» Entries provided

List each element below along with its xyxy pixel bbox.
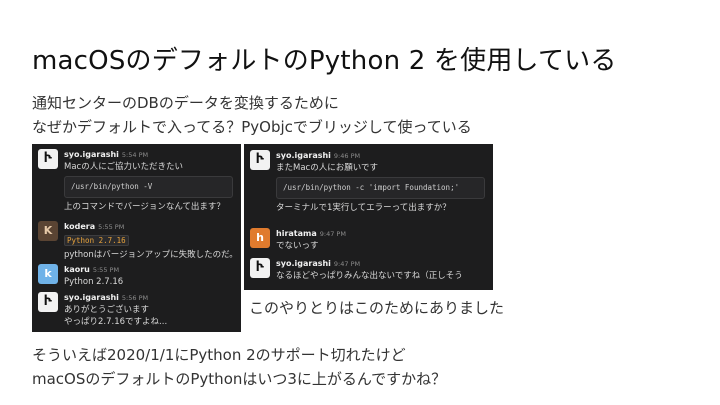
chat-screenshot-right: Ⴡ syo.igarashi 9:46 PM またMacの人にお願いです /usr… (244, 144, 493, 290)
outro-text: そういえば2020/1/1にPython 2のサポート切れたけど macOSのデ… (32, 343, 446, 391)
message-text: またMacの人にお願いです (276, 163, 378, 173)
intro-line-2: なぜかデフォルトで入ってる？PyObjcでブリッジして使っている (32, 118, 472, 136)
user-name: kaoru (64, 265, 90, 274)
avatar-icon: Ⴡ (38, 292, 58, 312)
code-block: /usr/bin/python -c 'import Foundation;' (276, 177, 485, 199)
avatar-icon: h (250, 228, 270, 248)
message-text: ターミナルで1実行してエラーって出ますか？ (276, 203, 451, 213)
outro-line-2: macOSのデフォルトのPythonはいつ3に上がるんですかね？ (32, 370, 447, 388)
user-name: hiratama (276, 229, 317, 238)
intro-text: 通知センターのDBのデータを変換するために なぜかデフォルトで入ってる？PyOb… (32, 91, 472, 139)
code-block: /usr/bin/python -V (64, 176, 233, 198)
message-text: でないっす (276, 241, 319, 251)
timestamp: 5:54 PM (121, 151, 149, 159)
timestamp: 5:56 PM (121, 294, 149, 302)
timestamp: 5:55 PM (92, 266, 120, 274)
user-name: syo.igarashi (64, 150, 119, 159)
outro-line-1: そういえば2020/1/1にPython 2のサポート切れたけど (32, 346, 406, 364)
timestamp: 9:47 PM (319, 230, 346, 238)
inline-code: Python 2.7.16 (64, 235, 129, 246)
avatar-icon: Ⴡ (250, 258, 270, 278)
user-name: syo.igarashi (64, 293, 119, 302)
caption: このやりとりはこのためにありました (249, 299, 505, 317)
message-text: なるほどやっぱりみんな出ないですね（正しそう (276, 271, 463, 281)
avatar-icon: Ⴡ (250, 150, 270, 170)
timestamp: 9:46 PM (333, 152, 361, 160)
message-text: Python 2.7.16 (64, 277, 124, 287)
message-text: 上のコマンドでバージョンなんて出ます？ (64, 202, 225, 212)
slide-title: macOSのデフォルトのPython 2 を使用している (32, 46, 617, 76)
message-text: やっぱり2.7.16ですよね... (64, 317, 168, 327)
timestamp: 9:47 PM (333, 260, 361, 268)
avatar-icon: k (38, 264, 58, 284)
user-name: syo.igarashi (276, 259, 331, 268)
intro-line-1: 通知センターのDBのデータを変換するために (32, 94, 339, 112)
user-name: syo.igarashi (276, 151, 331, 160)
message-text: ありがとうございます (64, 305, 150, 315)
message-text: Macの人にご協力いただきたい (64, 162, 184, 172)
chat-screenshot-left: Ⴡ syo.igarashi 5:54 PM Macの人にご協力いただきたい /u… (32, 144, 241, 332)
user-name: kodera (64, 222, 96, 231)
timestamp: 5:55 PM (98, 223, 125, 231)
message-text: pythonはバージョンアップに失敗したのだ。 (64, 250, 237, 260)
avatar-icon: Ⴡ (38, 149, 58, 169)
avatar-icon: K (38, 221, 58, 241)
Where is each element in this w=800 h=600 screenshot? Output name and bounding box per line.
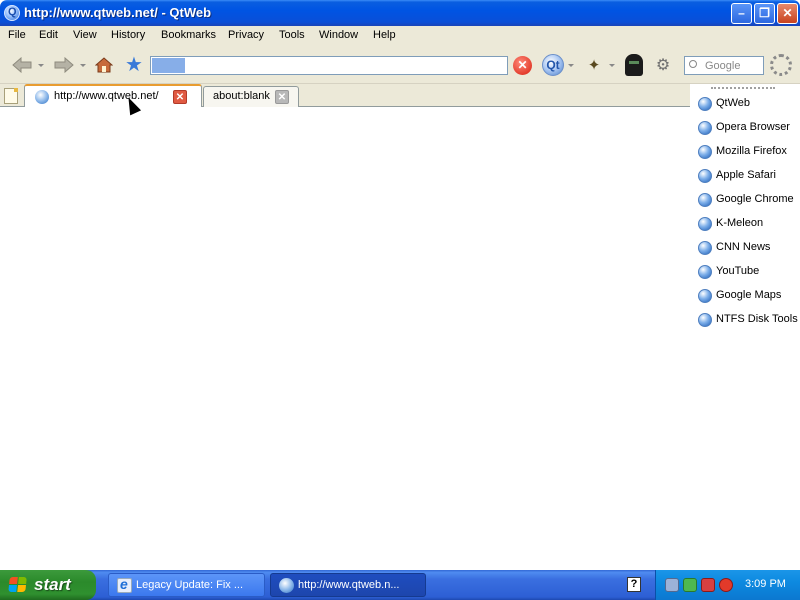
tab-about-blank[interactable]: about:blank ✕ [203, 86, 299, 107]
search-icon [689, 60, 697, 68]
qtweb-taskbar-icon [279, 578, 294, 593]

» Required task
Write out every line of the entries above as a numbered list, skipping blank lines and leaving out the pictures.

» Solution to this problem
1. List each element below along with its xyxy pixel bbox.
2. chat-screenshot-right: Ⴡ syo.igarashi 9:46 PM またMacの人にお願いです /usr… (244, 144, 493, 290)
3. outro-text: そういえば2020/1/1にPython 2のサポート切れたけど macOSのデ… (32, 343, 446, 391)
4. message-text: またMacの人にお願いです (276, 163, 378, 173)
5. intro-line-2: なぜかデフォルトで入ってる？PyObjcでブリッジして使っている (32, 118, 472, 136)
6. user-name: kaoru (64, 265, 90, 274)
7. avatar-icon: Ⴡ (38, 292, 58, 312)
8. code-block: /usr/bin/python -c 'import Foundation;' (276, 177, 485, 199)
9. avatar-icon: h (250, 228, 270, 248)
10. message-text: ターミナルで1実行してエラーって出ますか？ (276, 203, 451, 213)
11. outro-line-2: macOSのデフォルトのPythonはいつ3に上がるんですかね？ (32, 370, 447, 388)
12. user-name: hiratama (276, 229, 317, 238)
13. intro-text: 通知センターのDBのデータを変換するために なぜかデフォルトで入ってる？PyOb… (32, 91, 472, 139)
14. code-block: /usr/bin/python -V (64, 176, 233, 198)
15. message-text: でないっす (276, 241, 319, 251)
16. timestamp: 5:54 PM (121, 151, 149, 159)
17. timestamp: 5:56 PM (121, 294, 149, 302)
18. timestamp: 5:55 PM (92, 266, 120, 274)
19. user-name: syo.igarashi (64, 150, 119, 159)
20. outro-line-1: そういえば2020/1/1にPython 2のサポート切れたけど (32, 346, 406, 364)
21. timestamp: 9:47 PM (319, 230, 346, 238)
22. inline-code: Python 2.7.16 (64, 235, 129, 246)
23. avatar-icon: Ⴡ (250, 258, 270, 278)
24. user-name: syo.igarashi (64, 293, 119, 302)
25. caption: このやりとりはこのためにありました (249, 299, 505, 317)
26. message-text: なるほどやっぱりみんな出ないですね（正しそう (276, 271, 463, 281)
27. avatar-icon: Ⴡ (250, 150, 270, 170)
28. timestamp: 9:46 PM (333, 152, 361, 160)
29. message-text: Python 2.7.16 (64, 277, 124, 287)
30. message-text: 上のコマンドでバージョンなんて出ます？ (64, 202, 225, 212)
31. slide-title: macOSのデフォルトのPython 2 を使用している (32, 46, 617, 76)
32. message-text: やっぱり2.7.16ですよね... (64, 317, 168, 327)
33. timestamp: 9:47 PM (333, 260, 361, 268)
34. avatar-icon: k (38, 264, 58, 284)
35. user-name: syo.igarashi (276, 259, 331, 268)
36. intro-line-1: 通知センターのDBのデータを変換するために (32, 94, 339, 112)
37. user-name: syo.igarashi (276, 151, 331, 160)
38. message-text: ありがとうございます (64, 305, 150, 315)
39. message-text: Macの人にご協力いただきたい (64, 162, 184, 172)
40. chat-screenshot-left: Ⴡ syo.igarashi 5:54 PM Macの人にご協力いただきたい /u… (32, 144, 241, 332)
41. user-name: kodera (64, 222, 96, 231)
42. timestamp: 5:55 PM (98, 223, 125, 231)
43. message-text: pythonはバージョンアップに失敗したのだ。 (64, 250, 237, 260)
44. avatar-icon: Ⴡ (38, 149, 58, 169)
45. avatar-icon: K (38, 221, 58, 241)
46. Where is each element in this w=800 h=600 screenshot? Output name and bounding box per line.
47. tab-about-blank[interactable]: about:blank ✕ [203, 86, 299, 107]
48. search-icon [689, 60, 697, 68]
49. qtweb-taskbar-icon [279, 578, 294, 593]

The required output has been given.